**THE INPUT:**

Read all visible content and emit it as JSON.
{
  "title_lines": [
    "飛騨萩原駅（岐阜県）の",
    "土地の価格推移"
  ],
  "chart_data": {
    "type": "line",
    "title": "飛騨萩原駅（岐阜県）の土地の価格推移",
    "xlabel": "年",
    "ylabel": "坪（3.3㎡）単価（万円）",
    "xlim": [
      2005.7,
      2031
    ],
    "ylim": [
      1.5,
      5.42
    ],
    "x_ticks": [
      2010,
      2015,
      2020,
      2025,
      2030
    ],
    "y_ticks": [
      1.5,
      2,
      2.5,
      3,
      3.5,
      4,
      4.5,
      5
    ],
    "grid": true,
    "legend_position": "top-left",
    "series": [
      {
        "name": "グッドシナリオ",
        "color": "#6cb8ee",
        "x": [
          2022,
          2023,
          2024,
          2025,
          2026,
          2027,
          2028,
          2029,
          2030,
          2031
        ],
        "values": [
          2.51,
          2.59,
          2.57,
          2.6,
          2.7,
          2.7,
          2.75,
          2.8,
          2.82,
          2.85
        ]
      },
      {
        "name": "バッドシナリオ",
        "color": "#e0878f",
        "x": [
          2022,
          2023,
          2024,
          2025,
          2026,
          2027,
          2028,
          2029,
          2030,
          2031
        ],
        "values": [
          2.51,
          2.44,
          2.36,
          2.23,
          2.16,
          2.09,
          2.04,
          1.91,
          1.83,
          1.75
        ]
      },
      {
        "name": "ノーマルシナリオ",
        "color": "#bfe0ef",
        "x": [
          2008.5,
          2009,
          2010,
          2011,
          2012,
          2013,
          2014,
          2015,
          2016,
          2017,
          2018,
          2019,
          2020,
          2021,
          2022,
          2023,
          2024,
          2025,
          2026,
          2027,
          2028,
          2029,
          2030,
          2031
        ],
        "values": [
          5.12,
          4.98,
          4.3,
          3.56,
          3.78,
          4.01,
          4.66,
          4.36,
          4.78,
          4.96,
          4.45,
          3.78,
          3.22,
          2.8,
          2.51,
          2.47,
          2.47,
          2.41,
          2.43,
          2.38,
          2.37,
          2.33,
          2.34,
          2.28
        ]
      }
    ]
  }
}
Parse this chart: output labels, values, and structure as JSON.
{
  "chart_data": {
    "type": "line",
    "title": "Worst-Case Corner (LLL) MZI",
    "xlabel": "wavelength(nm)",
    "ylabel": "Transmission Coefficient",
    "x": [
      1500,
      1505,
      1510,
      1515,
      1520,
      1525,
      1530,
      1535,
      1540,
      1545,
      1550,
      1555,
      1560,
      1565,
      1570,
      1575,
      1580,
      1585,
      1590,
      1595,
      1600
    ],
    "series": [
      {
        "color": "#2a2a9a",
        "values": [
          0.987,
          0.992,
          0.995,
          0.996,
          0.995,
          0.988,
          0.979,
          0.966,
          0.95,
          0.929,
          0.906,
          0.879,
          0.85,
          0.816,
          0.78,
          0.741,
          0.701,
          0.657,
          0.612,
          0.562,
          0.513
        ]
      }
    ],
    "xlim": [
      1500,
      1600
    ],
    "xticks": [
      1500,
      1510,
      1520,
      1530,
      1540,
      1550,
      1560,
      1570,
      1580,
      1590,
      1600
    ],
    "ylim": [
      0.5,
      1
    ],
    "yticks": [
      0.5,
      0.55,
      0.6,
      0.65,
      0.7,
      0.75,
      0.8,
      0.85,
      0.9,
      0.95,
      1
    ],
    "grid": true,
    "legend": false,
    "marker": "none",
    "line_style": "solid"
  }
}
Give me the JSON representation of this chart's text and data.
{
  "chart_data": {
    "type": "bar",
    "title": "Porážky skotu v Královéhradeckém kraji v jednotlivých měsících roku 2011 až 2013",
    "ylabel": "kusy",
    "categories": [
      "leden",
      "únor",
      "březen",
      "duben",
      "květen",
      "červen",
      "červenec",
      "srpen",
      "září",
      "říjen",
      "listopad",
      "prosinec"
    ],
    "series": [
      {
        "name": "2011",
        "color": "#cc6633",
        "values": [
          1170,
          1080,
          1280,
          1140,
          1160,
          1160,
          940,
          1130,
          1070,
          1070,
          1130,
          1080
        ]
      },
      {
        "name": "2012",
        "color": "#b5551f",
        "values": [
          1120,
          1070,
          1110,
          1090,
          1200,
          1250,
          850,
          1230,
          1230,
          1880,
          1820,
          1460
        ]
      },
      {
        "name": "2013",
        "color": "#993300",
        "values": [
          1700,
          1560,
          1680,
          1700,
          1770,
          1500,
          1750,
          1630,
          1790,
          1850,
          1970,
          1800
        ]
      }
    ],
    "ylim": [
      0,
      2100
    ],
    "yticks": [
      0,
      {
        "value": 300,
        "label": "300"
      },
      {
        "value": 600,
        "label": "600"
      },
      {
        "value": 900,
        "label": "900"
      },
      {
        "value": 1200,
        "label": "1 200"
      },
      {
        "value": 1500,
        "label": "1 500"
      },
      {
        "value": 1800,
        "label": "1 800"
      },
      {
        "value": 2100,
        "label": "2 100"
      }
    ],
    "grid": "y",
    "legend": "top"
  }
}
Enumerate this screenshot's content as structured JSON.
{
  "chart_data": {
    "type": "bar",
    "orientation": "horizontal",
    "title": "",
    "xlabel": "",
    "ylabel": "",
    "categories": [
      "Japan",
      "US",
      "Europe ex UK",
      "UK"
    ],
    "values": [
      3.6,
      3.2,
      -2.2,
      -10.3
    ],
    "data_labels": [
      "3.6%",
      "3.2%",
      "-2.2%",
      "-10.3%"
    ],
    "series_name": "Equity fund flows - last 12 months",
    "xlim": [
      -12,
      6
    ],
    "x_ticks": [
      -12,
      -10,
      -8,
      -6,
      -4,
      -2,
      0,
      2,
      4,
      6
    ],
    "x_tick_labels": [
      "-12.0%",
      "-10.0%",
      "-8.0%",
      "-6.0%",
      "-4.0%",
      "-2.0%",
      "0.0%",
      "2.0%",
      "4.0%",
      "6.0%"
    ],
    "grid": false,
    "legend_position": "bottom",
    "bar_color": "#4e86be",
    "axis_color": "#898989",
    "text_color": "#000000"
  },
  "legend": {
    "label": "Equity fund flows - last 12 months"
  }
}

**WRITTEN INSTRUCTION:** Restate the data above exactly, keeping each word as it stands.

**WRITTEN REPLY:**
Read all visible content and emit it as JSON.
{
  "title_lines": [
    "飛騨萩原駅（岐阜県）の",
    "土地の価格推移"
  ],
  "chart_data": {
    "type": "line",
    "title": "飛騨萩原駅（岐阜県）の土地の価格推移",
    "xlabel": "年",
    "ylabel": "坪（3.3㎡）単価（万円）",
    "xlim": [
      2005.7,
      2031
    ],
    "ylim": [
      1.5,
      5.42
    ],
    "x_ticks": [
      2010,
      2015,
      2020,
      2025,
      2030
    ],
    "y_ticks": [
      1.5,
      2,
      2.5,
      3,
      3.5,
      4,
      4.5,
      5
    ],
    "grid": true,
    "legend_position": "top-left",
    "series": [
      {
        "name": "グッドシナリオ",
        "color": "#6cb8ee",
        "x": [
          2022,
          2023,
          2024,
          2025,
          2026,
          2027,
          2028,
          2029,
          2030,
          2031
        ],
        "values": [
          2.51,
          2.59,
          2.57,
          2.6,
          2.7,
          2.7,
          2.75,
          2.8,
          2.82,
          2.85
        ]
      },
      {
        "name": "バッドシナリオ",
        "color": "#e0878f",
        "x": [
          2022,
          2023,
          2024,
          2025,
          2026,
          2027,
          2028,
          2029,
          2030,
          2031
        ],
        "values": [
          2.51,
          2.44,
          2.36,
          2.23,
          2.16,
          2.09,
          2.04,
          1.91,
          1.83,
          1.75
        ]
      },
      {
        "name": "ノーマルシナリオ",
        "color": "#bfe0ef",
        "x": [
          2008.5,
          2009,
          2010,
          2011,
          2012,
          2013,
          2014,
          2015,
          2016,
          2017,
          2018,
          2019,
          2020,
          2021,
          2022,
          2023,
          2024,
          2025,
          2026,
          2027,
          2028,
          2029,
          2030,
          2031
        ],
        "values": [
          5.12,
          4.98,
          4.3,
          3.56,
          3.78,
          4.01,
          4.66,
          4.36,
          4.78,
          4.96,
          4.45,
          3.78,
          3.22,
          2.8,
          2.51,
          2.47,
          2.47,
          2.41,
          2.43,
          2.38,
          2.37,
          2.33,
          2.34,
          2.28
        ]
      }
    ]
  }
}
Parse this chart: output labels, values, and structure as JSON.
{
  "chart_data": {
    "type": "line",
    "title": "Worst-Case Corner (LLL) MZI",
    "xlabel": "wavelength(nm)",
    "ylabel": "Transmission Coefficient",
    "x": [
      1500,
      1505,
      1510,
      1515,
      1520,
      1525,
      1530,
      1535,
      1540,
      1545,
      1550,
      1555,
      1560,
      1565,
      1570,
      1575,
      1580,
      1585,
      1590,
      1595,
      1600
    ],
    "series": [
      {
        "color": "#2a2a9a",
        "values": [
          0.987,
          0.992,
          0.995,
          0.996,
          0.995,
          0.988,
          0.979,
          0.966,
          0.95,
          0.929,
          0.906,
          0.879,
          0.85,
          0.816,
          0.78,
          0.741,
          0.701,
          0.657,
          0.612,
          0.562,
          0.513
        ]
      }
    ],
    "xlim": [
      1500,
      1600
    ],
    "xticks": [
      1500,
      1510,
      1520,
      1530,
      1540,
      1550,
      1560,
      1570,
      1580,
      1590,
      1600
    ],
    "ylim": [
      0.5,
      1
    ],
    "yticks": [
      0.5,
      0.55,
      0.6,
      0.65,
      0.7,
      0.75,
      0.8,
      0.85,
      0.9,
      0.95,
      1
    ],
    "grid": true,
    "legend": false,
    "marker": "none",
    "line_style": "solid"
  }
}
Give me the JSON representation of this chart's text and data.
{
  "chart_data": {
    "type": "bar",
    "title": "Porážky skotu v Královéhradeckém kraji v jednotlivých měsících roku 2011 až 2013",
    "ylabel": "kusy",
    "categories": [
      "leden",
      "únor",
      "březen",
      "duben",
      "květen",
      "červen",
      "červenec",
      "srpen",
      "září",
      "říjen",
      "listopad",
      "prosinec"
    ],
    "series": [
      {
        "name": "2011",
        "color": "#cc6633",
        "values": [
          1170,
          1080,
          1280,
          1140,
          1160,
          1160,
          940,
          1130,
          1070,
          1070,
          1130,
          1080
        ]
      },
      {
        "name": "2012",
        "color": "#b5551f",
        "values": [
          1120,
          1070,
          1110,
          1090,
          1200,
          1250,
          850,
          1230,
          1230,
          1880,
          1820,
          1460
        ]
      },
      {
        "name": "2013",
        "color": "#993300",
        "values": [
          1700,
          1560,
          1680,
          1700,
          1770,
          1500,
          1750,
          1630,
          1790,
          1850,
          1970,
          1800
        ]
      }
    ],
    "ylim": [
      0,
      2100
    ],
    "yticks": [
      0,
      {
        "value": 300,
        "label": "300"
      },
      {
        "value": 600,
        "label": "600"
      },
      {
        "value": 900,
        "label": "900"
      },
      {
        "value": 1200,
        "label": "1 200"
      },
      {
        "value": 1500,
        "label": "1 500"
      },
      {
        "value": 1800,
        "label": "1 800"
      },
      {
        "value": 2100,
        "label": "2 100"
      }
    ],
    "grid": "y",
    "legend": "top"
  }
}
Enumerate this screenshot's content as structured JSON.
{
  "chart_data": {
    "type": "bar",
    "orientation": "horizontal",
    "title": "",
    "xlabel": "",
    "ylabel": "",
    "categories": [
      "Japan",
      "US",
      "Europe ex UK",
      "UK"
    ],
    "values": [
      3.6,
      3.2,
      -2.2,
      -10.3
    ],
    "data_labels": [
      "3.6%",
      "3.2%",
      "-2.2%",
      "-10.3%"
    ],
    "series_name": "Equity fund flows - last 12 months",
    "xlim": [
      -12,
      6
    ],
    "x_ticks": [
      -12,
      -10,
      -8,
      -6,
      -4,
      -2,
      0,
      2,
      4,
      6
    ],
    "x_tick_labels": [
      "-12.0%",
      "-10.0%",
      "-8.0%",
      "-6.0%",
      "-4.0%",
      "-2.0%",
      "0.0%",
      "2.0%",
      "4.0%",
      "6.0%"
    ],
    "grid": false,
    "legend_position": "bottom",
    "bar_color": "#4e86be",
    "axis_color": "#898989",
    "text_color": "#000000"
  },
  "legend": {
    "label": "Equity fund flows - last 12 months"
  }
}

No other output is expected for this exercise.